Records of where elements appear
---
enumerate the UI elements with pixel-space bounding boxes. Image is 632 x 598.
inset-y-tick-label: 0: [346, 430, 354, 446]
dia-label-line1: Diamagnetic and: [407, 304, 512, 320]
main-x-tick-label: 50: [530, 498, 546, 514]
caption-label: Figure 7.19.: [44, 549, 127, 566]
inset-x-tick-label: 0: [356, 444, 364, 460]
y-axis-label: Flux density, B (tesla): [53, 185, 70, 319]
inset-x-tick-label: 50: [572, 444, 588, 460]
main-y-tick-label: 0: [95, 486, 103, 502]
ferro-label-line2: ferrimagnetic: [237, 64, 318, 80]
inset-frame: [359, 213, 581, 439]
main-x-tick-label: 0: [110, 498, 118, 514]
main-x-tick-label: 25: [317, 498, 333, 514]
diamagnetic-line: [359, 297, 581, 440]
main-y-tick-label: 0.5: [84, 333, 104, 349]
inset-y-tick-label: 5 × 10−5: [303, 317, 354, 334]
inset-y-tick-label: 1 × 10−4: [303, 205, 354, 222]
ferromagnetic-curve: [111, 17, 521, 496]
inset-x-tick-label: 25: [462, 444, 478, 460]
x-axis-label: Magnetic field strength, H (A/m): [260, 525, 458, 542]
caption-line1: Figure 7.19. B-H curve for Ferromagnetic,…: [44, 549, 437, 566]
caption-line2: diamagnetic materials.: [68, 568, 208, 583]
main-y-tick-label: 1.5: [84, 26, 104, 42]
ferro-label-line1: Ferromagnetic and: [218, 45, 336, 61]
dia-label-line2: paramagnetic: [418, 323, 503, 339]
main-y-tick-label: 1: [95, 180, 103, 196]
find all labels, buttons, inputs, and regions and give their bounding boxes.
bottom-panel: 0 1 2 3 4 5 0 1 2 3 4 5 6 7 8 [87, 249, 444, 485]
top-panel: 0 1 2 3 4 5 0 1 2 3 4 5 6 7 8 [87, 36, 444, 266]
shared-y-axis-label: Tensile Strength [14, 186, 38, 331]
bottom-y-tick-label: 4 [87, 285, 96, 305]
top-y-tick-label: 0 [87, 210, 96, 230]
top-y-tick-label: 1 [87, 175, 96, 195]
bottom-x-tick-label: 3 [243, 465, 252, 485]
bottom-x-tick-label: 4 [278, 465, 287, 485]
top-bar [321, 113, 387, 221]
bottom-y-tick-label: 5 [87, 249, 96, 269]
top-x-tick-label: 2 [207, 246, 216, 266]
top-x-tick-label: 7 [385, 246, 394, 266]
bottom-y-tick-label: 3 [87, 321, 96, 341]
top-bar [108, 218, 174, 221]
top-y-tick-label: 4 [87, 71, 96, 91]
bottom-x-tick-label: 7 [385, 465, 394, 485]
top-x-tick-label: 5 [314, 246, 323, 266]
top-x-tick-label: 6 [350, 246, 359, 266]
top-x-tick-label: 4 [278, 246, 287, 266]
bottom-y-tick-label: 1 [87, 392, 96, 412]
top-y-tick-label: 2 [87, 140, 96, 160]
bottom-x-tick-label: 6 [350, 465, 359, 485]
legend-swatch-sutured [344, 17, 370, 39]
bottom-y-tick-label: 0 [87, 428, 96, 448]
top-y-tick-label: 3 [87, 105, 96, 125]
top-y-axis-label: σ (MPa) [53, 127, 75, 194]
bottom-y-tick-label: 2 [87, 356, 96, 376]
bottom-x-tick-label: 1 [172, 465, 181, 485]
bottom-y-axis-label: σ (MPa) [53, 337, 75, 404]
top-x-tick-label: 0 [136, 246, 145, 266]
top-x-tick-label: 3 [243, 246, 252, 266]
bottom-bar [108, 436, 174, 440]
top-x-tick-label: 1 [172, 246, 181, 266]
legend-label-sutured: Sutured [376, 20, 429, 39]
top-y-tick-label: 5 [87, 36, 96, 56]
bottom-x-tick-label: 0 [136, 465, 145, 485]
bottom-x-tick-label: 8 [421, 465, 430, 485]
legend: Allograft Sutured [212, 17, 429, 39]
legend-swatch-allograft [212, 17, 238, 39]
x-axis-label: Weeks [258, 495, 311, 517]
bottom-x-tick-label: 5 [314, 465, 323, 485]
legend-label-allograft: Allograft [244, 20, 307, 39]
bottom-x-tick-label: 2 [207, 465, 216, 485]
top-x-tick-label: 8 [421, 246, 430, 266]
---
*Exercise task:*
Reproduce the listing above in full, line for line, without altering anything.

*Worked answer:*
enumerate the UI elements with pixel-space bounding boxes. Image is 632 x 598.
inset-y-tick-label: 0: [346, 430, 354, 446]
dia-label-line1: Diamagnetic and: [407, 304, 512, 320]
main-x-tick-label: 50: [530, 498, 546, 514]
caption-label: Figure 7.19.: [44, 549, 127, 566]
inset-x-tick-label: 0: [356, 444, 364, 460]
y-axis-label: Flux density, B (tesla): [53, 185, 70, 319]
inset-x-tick-label: 50: [572, 444, 588, 460]
main-y-tick-label: 0: [95, 486, 103, 502]
ferro-label-line2: ferrimagnetic: [237, 64, 318, 80]
inset-frame: [359, 213, 581, 439]
main-x-tick-label: 0: [110, 498, 118, 514]
main-x-tick-label: 25: [317, 498, 333, 514]
diamagnetic-line: [359, 297, 581, 440]
main-y-tick-label: 0.5: [84, 333, 104, 349]
inset-y-tick-label: 5 × 10−5: [303, 317, 354, 334]
inset-y-tick-label: 1 × 10−4: [303, 205, 354, 222]
ferromagnetic-curve: [111, 17, 521, 496]
inset-x-tick-label: 25: [462, 444, 478, 460]
x-axis-label: Magnetic field strength, H (A/m): [260, 525, 458, 542]
caption-line1: Figure 7.19. B-H curve for Ferromagnetic,…: [44, 549, 437, 566]
caption-line2: diamagnetic materials.: [68, 568, 208, 583]
main-y-tick-label: 1.5: [84, 26, 104, 42]
ferro-label-line1: Ferromagnetic and: [218, 45, 336, 61]
dia-label-line2: paramagnetic: [418, 323, 503, 339]
main-y-tick-label: 1: [95, 180, 103, 196]
find all labels, buttons, inputs, and regions and give their bounding boxes.
bottom-panel: 0 1 2 3 4 5 0 1 2 3 4 5 6 7 8 [87, 249, 444, 485]
top-panel: 0 1 2 3 4 5 0 1 2 3 4 5 6 7 8 [87, 36, 444, 266]
shared-y-axis-label: Tensile Strength [14, 186, 38, 331]
bottom-y-tick-label: 4 [87, 285, 96, 305]
top-y-tick-label: 0 [87, 210, 96, 230]
top-y-tick-label: 1 [87, 175, 96, 195]
bottom-x-tick-label: 3 [243, 465, 252, 485]
bottom-x-tick-label: 4 [278, 465, 287, 485]
top-bar [321, 113, 387, 221]
bottom-y-tick-label: 5 [87, 249, 96, 269]
top-x-tick-label: 2 [207, 246, 216, 266]
top-x-tick-label: 7 [385, 246, 394, 266]
bottom-y-tick-label: 3 [87, 321, 96, 341]
top-bar [108, 218, 174, 221]
top-y-tick-label: 4 [87, 71, 96, 91]
bottom-x-tick-label: 7 [385, 465, 394, 485]
top-x-tick-label: 5 [314, 246, 323, 266]
top-x-tick-label: 6 [350, 246, 359, 266]
top-x-tick-label: 4 [278, 246, 287, 266]
bottom-y-tick-label: 1 [87, 392, 96, 412]
top-y-tick-label: 2 [87, 140, 96, 160]
bottom-x-tick-label: 6 [350, 465, 359, 485]
legend-swatch-sutured [344, 17, 370, 39]
bottom-y-tick-label: 0 [87, 428, 96, 448]
top-y-tick-label: 3 [87, 105, 96, 125]
top-y-axis-label: σ (MPa) [53, 127, 75, 194]
bottom-y-tick-label: 2 [87, 356, 96, 376]
bottom-x-tick-label: 1 [172, 465, 181, 485]
bottom-y-axis-label: σ (MPa) [53, 337, 75, 404]
top-x-tick-label: 0 [136, 246, 145, 266]
top-x-tick-label: 3 [243, 246, 252, 266]
bottom-bar [108, 436, 174, 440]
top-x-tick-label: 1 [172, 246, 181, 266]
legend-label-sutured: Sutured [376, 20, 429, 39]
top-y-tick-label: 5 [87, 36, 96, 56]
bottom-x-tick-label: 0 [136, 465, 145, 485]
bottom-x-tick-label: 8 [421, 465, 430, 485]
legend: Allograft Sutured [212, 17, 429, 39]
legend-swatch-allograft [212, 17, 238, 39]
x-axis-label: Weeks [258, 495, 311, 517]
bottom-x-tick-label: 5 [314, 465, 323, 485]
legend-label-allograft: Allograft [244, 20, 307, 39]
bottom-x-tick-label: 2 [207, 465, 216, 485]
top-x-tick-label: 8 [421, 246, 430, 266]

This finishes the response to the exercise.